> [EXERCISE OBJECTIVE]: Work out the number of lines with "配信方式の選択" in them. Reply with that number and no other words.
Begin
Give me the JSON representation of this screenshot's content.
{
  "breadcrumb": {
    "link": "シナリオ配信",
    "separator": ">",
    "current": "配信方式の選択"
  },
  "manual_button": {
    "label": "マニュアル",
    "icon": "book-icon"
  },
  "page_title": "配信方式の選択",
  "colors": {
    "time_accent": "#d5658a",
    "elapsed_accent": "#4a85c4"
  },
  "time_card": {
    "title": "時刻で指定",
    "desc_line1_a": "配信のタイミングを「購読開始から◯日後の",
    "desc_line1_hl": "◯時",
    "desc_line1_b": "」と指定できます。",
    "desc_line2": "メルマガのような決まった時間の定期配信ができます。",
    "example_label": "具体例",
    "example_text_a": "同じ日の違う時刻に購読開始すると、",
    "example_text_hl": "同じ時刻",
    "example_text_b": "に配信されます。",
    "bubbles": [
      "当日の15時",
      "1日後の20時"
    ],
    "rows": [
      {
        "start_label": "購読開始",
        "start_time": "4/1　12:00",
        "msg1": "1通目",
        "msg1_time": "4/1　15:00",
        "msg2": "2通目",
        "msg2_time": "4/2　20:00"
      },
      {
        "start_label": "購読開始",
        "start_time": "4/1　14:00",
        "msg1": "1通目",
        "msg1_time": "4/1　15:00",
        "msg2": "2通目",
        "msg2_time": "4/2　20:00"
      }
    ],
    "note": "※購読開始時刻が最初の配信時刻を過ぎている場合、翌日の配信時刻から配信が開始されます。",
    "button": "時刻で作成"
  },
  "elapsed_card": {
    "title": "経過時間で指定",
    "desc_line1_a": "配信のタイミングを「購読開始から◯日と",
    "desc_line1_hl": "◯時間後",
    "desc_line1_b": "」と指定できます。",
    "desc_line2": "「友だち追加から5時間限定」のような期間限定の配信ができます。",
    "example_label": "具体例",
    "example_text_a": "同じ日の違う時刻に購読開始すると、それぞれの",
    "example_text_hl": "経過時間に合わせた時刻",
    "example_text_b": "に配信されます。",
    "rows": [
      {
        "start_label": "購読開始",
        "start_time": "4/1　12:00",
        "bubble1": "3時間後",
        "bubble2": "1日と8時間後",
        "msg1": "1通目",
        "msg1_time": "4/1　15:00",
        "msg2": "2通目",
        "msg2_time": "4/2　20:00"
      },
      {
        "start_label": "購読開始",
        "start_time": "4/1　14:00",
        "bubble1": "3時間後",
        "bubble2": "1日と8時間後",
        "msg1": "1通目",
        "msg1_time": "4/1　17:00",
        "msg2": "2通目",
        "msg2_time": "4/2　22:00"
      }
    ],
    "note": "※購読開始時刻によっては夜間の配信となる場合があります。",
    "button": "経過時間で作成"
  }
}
End
> [SOLVED EXERCISE]: 2